* BEGIN Task data *
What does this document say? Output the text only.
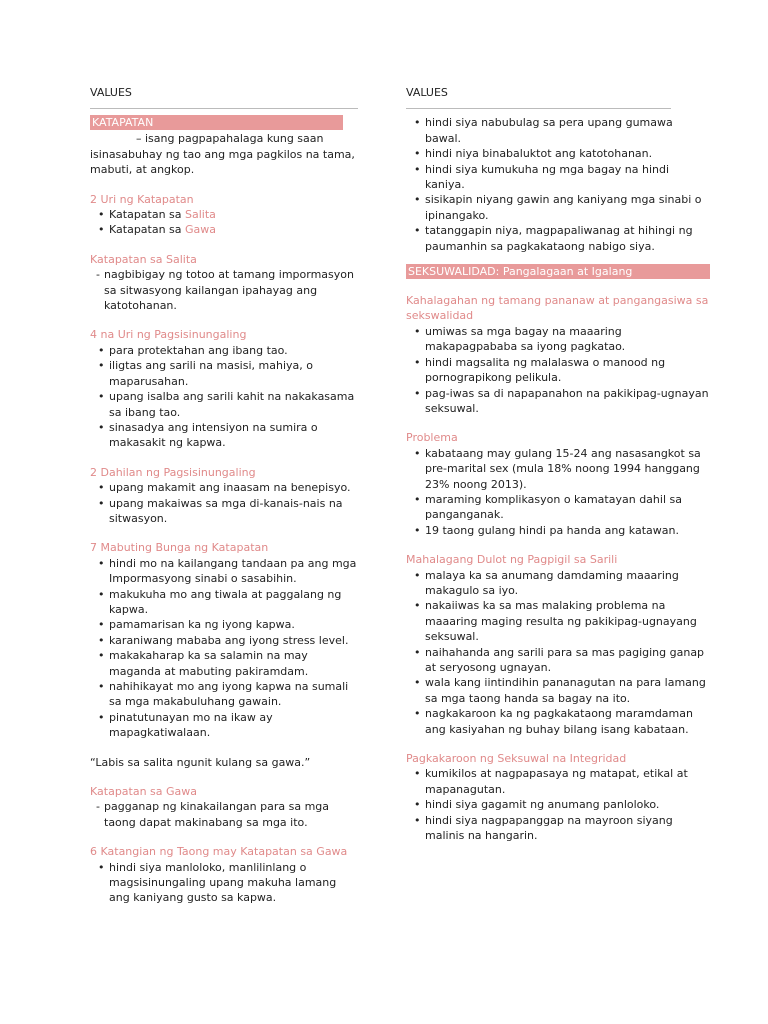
VALUES
KATAPATAN

– isang pagpapahalaga kung saan isinasabuhay ng tao ang mga pagkilos na tama, mabuti, at angkop.

2 Uri ng Katapatan

• Katapatan sa Salita
• Katapatan sa Gawa

Katapatan sa Salita

- nagbibigay ng totoo at tamang impormasyon sa sitwasyong kailangan ipahayag ang katotohanan.

4 na Uri ng Pagsisinungaling

• para protektahan ang ibang tao.
• iligtas ang sarili na masisi, mahiya, o maparusahan.
• upang isalba ang sarili kahit na nakakasama sa ibang tao.
• sinasadya ang intensiyon na sumira o makasakit ng kapwa.

2 Dahilan ng Pagsisinungaling

• upang makamit ang inaasam na benepisyo.
• upang makaiwas sa mga di-kanais-nais na sitwasyon.

7 Mabuting Bunga ng Katapatan

• hindi mo na kailangang tandaan pa ang mga Impormasyong sinabi o sasabihin.
• makukuha mo ang tiwala at paggalang ng kapwa.
• pamamarisan ka ng iyong kapwa.
• karaniwang mababa ang iyong stress level.
• makakaharap ka sa salamin na may maganda at mabuting pakiramdam.
• nahihikayat mo ang iyong kapwa na sumali sa mga makabuluhang gawain.
• pinatutunayan mo na ikaw ay mapagkatiwalaan.

“Labis sa salita ngunit kulang sa gawa.”

Katapatan sa Gawa

- pagganap ng kinakailangan para sa mga taong dapat makinabang sa mga ito.

6 Katangian ng Taong may Katapatan sa Gawa

• hindi siya manloloko, manlilinlang o magsisinungaling upang makuha lamang ang kaniyang gusto sa kapwa.
VALUES
• hindi siya nabubulag sa pera upang gumawa bawal.
• hindi niya binabaluktot ang katotohanan.
• hindi siya kumukuha ng mga bagay na hindi kaniya.
• sisikapin niyang gawin ang kaniyang mga sinabi o ipinangako.
• tatanggapin niya, magpapaliwanag at hihingi ng paumanhin sa pagkakataong nabigo siya.
SEKSUWALIDAD: Pangalagaan at Igalang

Kahalagahan ng tamang pananaw at pangangasiwa sa sekswalidad

• umiwas sa mga bagay na maaaring makapagpababa sa iyong pagkatao.
• hindi magsalita ng malalaswa o manood ng pornograpikong pelikula.
• pag-iwas sa di napapanahon na pakikipag-ugnayan seksuwal.

Problema

• kabataang may gulang 15-24 ang nasasangkot sa pre-marital sex (mula 18% noong 1994 hanggang 23% noong 2013).
• maraming komplikasyon o kamatayan dahil sa panganganak.
• 19 taong gulang hindi pa handa ang katawan.

Mahalagang Dulot ng Pagpigil sa Sarili

• malaya ka sa anumang damdaming maaaring makagulo sa iyo.
• nakaiiwas ka sa mas malaking problema na maaaring maging resulta ng pakikipag-ugnayang seksuwal.
• naihahanda ang sarili para sa mas pagiging ganap at seryosong ugnayan.
• wala kang iintindihin pananagutan na para lamang sa mga taong handa sa bagay na ito.
• nagkakaroon ka ng pagkakataong maramdaman ang kasiyahan ng buhay bilang isang kabataan.

Pagkakaroon ng Seksuwal na Integridad

• kumikilos at nagpapasaya ng matapat, etikal at mapanagutan.
• hindi siya gagamit ng anumang panloloko.
• hindi siya nagpapanggap na mayroon siyang malinis na hangarin.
* END Task data *
Problem requirements: Print every record above exactly as written, leaving out the pictures.

Answer below:
What does this document say? Output the text only.
VALUES
KATAPATAN

– isang pagpapahalaga kung saan isinasabuhay ng tao ang mga pagkilos na tama, mabuti, at angkop.

2 Uri ng Katapatan

• Katapatan sa Salita
• Katapatan sa Gawa

Katapatan sa Salita

- nagbibigay ng totoo at tamang impormasyon sa sitwasyong kailangan ipahayag ang katotohanan.

4 na Uri ng Pagsisinungaling

• para protektahan ang ibang tao.
• iligtas ang sarili na masisi, mahiya, o maparusahan.
• upang isalba ang sarili kahit na nakakasama sa ibang tao.
• sinasadya ang intensiyon na sumira o makasakit ng kapwa.

2 Dahilan ng Pagsisinungaling

• upang makamit ang inaasam na benepisyo.
• upang makaiwas sa mga di-kanais-nais na sitwasyon.

7 Mabuting Bunga ng Katapatan

• hindi mo na kailangang tandaan pa ang mga Impormasyong sinabi o sasabihin.
• makukuha mo ang tiwala at paggalang ng kapwa.
• pamamarisan ka ng iyong kapwa.
• karaniwang mababa ang iyong stress level.
• makakaharap ka sa salamin na may maganda at mabuting pakiramdam.
• nahihikayat mo ang iyong kapwa na sumali sa mga makabuluhang gawain.
• pinatutunayan mo na ikaw ay mapagkatiwalaan.

“Labis sa salita ngunit kulang sa gawa.”

Katapatan sa Gawa

- pagganap ng kinakailangan para sa mga taong dapat makinabang sa mga ito.

6 Katangian ng Taong may Katapatan sa Gawa

• hindi siya manloloko, manlilinlang o magsisinungaling upang makuha lamang ang kaniyang gusto sa kapwa.
VALUES
• hindi siya nabubulag sa pera upang gumawa bawal.
• hindi niya binabaluktot ang katotohanan.
• hindi siya kumukuha ng mga bagay na hindi kaniya.
• sisikapin niyang gawin ang kaniyang mga sinabi o ipinangako.
• tatanggapin niya, magpapaliwanag at hihingi ng paumanhin sa pagkakataong nabigo siya.
SEKSUWALIDAD: Pangalagaan at Igalang

Kahalagahan ng tamang pananaw at pangangasiwa sa sekswalidad

• umiwas sa mga bagay na maaaring makapagpababa sa iyong pagkatao.
• hindi magsalita ng malalaswa o manood ng pornograpikong pelikula.
• pag-iwas sa di napapanahon na pakikipag-ugnayan seksuwal.

Problema

• kabataang may gulang 15-24 ang nasasangkot sa pre-marital sex (mula 18% noong 1994 hanggang 23% noong 2013).
• maraming komplikasyon o kamatayan dahil sa panganganak.
• 19 taong gulang hindi pa handa ang katawan.

Mahalagang Dulot ng Pagpigil sa Sarili

• malaya ka sa anumang damdaming maaaring makagulo sa iyo.
• nakaiiwas ka sa mas malaking problema na maaaring maging resulta ng pakikipag-ugnayang seksuwal.
• naihahanda ang sarili para sa mas pagiging ganap at seryosong ugnayan.
• wala kang iintindihin pananagutan na para lamang sa mga taong handa sa bagay na ito.
• nagkakaroon ka ng pagkakataong maramdaman ang kasiyahan ng buhay bilang isang kabataan.

Pagkakaroon ng Seksuwal na Integridad

• kumikilos at nagpapasaya ng matapat, etikal at mapanagutan.
• hindi siya gagamit ng anumang panloloko.
• hindi siya nagpapanggap na mayroon siyang malinis na hangarin.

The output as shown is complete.